- **WORK TO DO**: Reproduce the entries exactly.

-- START EXERCISE INPUT --

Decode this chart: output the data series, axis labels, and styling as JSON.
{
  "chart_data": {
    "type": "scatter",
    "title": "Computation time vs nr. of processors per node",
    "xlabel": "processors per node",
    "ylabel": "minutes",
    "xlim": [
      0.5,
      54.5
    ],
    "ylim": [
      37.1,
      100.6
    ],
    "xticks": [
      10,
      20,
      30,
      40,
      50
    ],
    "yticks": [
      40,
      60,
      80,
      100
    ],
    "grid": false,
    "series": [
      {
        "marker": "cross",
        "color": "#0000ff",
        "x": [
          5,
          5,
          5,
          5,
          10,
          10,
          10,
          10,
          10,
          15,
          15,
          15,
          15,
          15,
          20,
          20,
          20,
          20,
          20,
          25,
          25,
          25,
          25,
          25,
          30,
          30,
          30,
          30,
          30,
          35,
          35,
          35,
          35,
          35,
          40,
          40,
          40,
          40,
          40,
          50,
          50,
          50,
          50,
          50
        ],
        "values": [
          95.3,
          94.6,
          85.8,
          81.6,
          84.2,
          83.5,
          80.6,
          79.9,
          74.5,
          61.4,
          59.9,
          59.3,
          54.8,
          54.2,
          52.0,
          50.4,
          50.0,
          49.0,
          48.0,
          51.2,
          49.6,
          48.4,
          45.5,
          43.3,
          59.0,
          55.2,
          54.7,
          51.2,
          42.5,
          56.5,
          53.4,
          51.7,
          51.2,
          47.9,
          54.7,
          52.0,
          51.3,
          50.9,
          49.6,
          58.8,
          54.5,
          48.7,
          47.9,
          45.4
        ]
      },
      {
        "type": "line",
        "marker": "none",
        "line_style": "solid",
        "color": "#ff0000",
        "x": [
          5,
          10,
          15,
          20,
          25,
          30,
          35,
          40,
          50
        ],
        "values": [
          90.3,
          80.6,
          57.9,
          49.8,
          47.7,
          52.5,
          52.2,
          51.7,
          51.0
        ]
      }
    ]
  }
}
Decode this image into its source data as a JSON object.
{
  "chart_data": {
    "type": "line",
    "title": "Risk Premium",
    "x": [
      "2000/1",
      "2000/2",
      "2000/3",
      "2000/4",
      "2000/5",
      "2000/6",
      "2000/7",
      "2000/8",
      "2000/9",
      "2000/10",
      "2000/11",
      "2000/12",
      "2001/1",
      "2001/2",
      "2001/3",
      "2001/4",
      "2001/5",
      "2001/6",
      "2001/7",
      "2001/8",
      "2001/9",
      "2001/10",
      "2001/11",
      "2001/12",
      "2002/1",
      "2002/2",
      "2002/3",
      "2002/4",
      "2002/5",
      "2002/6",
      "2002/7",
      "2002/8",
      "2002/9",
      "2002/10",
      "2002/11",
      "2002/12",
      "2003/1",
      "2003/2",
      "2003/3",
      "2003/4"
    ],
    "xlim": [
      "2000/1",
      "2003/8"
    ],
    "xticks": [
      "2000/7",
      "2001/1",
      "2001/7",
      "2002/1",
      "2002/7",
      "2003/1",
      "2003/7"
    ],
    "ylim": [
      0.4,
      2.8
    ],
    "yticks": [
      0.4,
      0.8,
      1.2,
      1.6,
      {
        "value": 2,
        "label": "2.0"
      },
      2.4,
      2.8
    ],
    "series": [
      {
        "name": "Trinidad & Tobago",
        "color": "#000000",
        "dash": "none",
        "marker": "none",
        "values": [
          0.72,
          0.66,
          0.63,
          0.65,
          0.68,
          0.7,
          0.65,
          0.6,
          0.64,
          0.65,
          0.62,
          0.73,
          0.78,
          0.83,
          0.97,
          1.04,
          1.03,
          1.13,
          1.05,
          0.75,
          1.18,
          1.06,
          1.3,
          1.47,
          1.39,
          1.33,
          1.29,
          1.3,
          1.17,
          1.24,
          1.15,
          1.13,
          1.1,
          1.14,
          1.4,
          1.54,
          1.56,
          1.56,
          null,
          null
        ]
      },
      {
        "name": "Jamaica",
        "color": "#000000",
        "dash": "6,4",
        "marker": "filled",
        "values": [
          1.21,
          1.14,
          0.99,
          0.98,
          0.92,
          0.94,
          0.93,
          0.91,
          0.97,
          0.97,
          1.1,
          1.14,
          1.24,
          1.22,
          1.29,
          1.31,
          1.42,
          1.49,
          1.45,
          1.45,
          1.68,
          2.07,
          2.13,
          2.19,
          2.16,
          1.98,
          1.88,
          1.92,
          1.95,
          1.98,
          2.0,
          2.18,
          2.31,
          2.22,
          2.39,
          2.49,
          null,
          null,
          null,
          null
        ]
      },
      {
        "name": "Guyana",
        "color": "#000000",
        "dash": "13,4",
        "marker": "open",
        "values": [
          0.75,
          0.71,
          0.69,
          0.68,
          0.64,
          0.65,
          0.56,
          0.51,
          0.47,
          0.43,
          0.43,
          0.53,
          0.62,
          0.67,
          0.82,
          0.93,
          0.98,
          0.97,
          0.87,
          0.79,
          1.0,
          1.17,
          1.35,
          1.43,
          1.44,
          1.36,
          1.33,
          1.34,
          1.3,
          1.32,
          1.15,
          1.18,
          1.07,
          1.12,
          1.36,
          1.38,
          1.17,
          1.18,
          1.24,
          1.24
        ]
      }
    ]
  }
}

-- END EXERCISE INPUT --

- **CORRECT ANSWER**:
Decode this chart: output the data series, axis labels, and styling as JSON.
{
  "chart_data": {
    "type": "scatter",
    "title": "Computation time vs nr. of processors per node",
    "xlabel": "processors per node",
    "ylabel": "minutes",
    "xlim": [
      0.5,
      54.5
    ],
    "ylim": [
      37.1,
      100.6
    ],
    "xticks": [
      10,
      20,
      30,
      40,
      50
    ],
    "yticks": [
      40,
      60,
      80,
      100
    ],
    "grid": false,
    "series": [
      {
        "marker": "cross",
        "color": "#0000ff",
        "x": [
          5,
          5,
          5,
          5,
          10,
          10,
          10,
          10,
          10,
          15,
          15,
          15,
          15,
          15,
          20,
          20,
          20,
          20,
          20,
          25,
          25,
          25,
          25,
          25,
          30,
          30,
          30,
          30,
          30,
          35,
          35,
          35,
          35,
          35,
          40,
          40,
          40,
          40,
          40,
          50,
          50,
          50,
          50,
          50
        ],
        "values": [
          95.3,
          94.6,
          85.8,
          81.6,
          84.2,
          83.5,
          80.6,
          79.9,
          74.5,
          61.4,
          59.9,
          59.3,
          54.8,
          54.2,
          52.0,
          50.4,
          50.0,
          49.0,
          48.0,
          51.2,
          49.6,
          48.4,
          45.5,
          43.3,
          59.0,
          55.2,
          54.7,
          51.2,
          42.5,
          56.5,
          53.4,
          51.7,
          51.2,
          47.9,
          54.7,
          52.0,
          51.3,
          50.9,
          49.6,
          58.8,
          54.5,
          48.7,
          47.9,
          45.4
        ]
      },
      {
        "type": "line",
        "marker": "none",
        "line_style": "solid",
        "color": "#ff0000",
        "x": [
          5,
          10,
          15,
          20,
          25,
          30,
          35,
          40,
          50
        ],
        "values": [
          90.3,
          80.6,
          57.9,
          49.8,
          47.7,
          52.5,
          52.2,
          51.7,
          51.0
        ]
      }
    ]
  }
}
Decode this image into its source data as a JSON object.
{
  "chart_data": {
    "type": "line",
    "title": "Risk Premium",
    "x": [
      "2000/1",
      "2000/2",
      "2000/3",
      "2000/4",
      "2000/5",
      "2000/6",
      "2000/7",
      "2000/8",
      "2000/9",
      "2000/10",
      "2000/11",
      "2000/12",
      "2001/1",
      "2001/2",
      "2001/3",
      "2001/4",
      "2001/5",
      "2001/6",
      "2001/7",
      "2001/8",
      "2001/9",
      "2001/10",
      "2001/11",
      "2001/12",
      "2002/1",
      "2002/2",
      "2002/3",
      "2002/4",
      "2002/5",
      "2002/6",
      "2002/7",
      "2002/8",
      "2002/9",
      "2002/10",
      "2002/11",
      "2002/12",
      "2003/1",
      "2003/2",
      "2003/3",
      "2003/4"
    ],
    "xlim": [
      "2000/1",
      "2003/8"
    ],
    "xticks": [
      "2000/7",
      "2001/1",
      "2001/7",
      "2002/1",
      "2002/7",
      "2003/1",
      "2003/7"
    ],
    "ylim": [
      0.4,
      2.8
    ],
    "yticks": [
      0.4,
      0.8,
      1.2,
      1.6,
      {
        "value": 2,
        "label": "2.0"
      },
      2.4,
      2.8
    ],
    "series": [
      {
        "name": "Trinidad & Tobago",
        "color": "#000000",
        "dash": "none",
        "marker": "none",
        "values": [
          0.72,
          0.66,
          0.63,
          0.65,
          0.68,
          0.7,
          0.65,
          0.6,
          0.64,
          0.65,
          0.62,
          0.73,
          0.78,
          0.83,
          0.97,
          1.04,
          1.03,
          1.13,
          1.05,
          0.75,
          1.18,
          1.06,
          1.3,
          1.47,
          1.39,
          1.33,
          1.29,
          1.3,
          1.17,
          1.24,
          1.15,
          1.13,
          1.1,
          1.14,
          1.4,
          1.54,
          1.56,
          1.56,
          null,
          null
        ]
      },
      {
        "name": "Jamaica",
        "color": "#000000",
        "dash": "6,4",
        "marker": "filled",
        "values": [
          1.21,
          1.14,
          0.99,
          0.98,
          0.92,
          0.94,
          0.93,
          0.91,
          0.97,
          0.97,
          1.1,
          1.14,
          1.24,
          1.22,
          1.29,
          1.31,
          1.42,
          1.49,
          1.45,
          1.45,
          1.68,
          2.07,
          2.13,
          2.19,
          2.16,
          1.98,
          1.88,
          1.92,
          1.95,
          1.98,
          2.0,
          2.18,
          2.31,
          2.22,
          2.39,
          2.49,
          null,
          null,
          null,
          null
        ]
      },
      {
        "name": "Guyana",
        "color": "#000000",
        "dash": "13,4",
        "marker": "open",
        "values": [
          0.75,
          0.71,
          0.69,
          0.68,
          0.64,
          0.65,
          0.56,
          0.51,
          0.47,
          0.43,
          0.43,
          0.53,
          0.62,
          0.67,
          0.82,
          0.93,
          0.98,
          0.97,
          0.87,
          0.79,
          1.0,
          1.17,
          1.35,
          1.43,
          1.44,
          1.36,
          1.33,
          1.34,
          1.3,
          1.32,
          1.15,
          1.18,
          1.07,
          1.12,
          1.36,
          1.38,
          1.17,
          1.18,
          1.24,
          1.24
        ]
      }
    ]
  }
}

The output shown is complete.